MATERIAL PROVIDED -
________________

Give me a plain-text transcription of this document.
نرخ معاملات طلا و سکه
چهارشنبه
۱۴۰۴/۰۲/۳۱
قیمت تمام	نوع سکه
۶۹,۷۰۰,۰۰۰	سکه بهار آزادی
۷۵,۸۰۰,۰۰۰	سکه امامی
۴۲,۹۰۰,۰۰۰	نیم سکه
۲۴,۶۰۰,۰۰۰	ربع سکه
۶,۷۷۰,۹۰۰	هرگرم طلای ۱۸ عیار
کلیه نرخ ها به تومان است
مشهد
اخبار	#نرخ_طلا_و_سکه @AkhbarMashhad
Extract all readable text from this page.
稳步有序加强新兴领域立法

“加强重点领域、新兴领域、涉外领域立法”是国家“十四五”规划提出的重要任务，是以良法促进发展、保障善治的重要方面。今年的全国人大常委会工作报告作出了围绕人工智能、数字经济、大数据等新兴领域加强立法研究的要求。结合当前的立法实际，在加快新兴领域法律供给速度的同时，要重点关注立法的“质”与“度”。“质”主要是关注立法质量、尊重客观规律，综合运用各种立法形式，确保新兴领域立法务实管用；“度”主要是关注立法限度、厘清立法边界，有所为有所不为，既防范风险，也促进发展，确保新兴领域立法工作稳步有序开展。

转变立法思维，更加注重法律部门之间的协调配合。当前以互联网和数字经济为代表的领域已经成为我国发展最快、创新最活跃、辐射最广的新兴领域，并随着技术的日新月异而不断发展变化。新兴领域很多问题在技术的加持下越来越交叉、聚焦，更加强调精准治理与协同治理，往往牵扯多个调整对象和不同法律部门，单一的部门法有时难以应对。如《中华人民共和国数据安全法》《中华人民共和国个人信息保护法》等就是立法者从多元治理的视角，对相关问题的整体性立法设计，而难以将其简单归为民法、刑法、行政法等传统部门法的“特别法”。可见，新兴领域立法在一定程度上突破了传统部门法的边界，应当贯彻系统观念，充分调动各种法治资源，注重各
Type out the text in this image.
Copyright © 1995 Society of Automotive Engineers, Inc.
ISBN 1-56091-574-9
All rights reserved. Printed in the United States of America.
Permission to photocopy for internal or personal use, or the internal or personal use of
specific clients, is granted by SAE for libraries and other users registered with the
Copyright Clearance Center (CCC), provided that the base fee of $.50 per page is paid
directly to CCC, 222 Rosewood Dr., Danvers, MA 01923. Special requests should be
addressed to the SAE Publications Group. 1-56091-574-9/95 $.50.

________________

TO BE DONE - Find the lines above that include the string "Copyright" and copy them.

FINAL RESULT -
Copyright © 1995 Society of Automotive Engineers, Inc.
Copyright Clearance Center (CCC), provided that the base fee of $.50 per page is paid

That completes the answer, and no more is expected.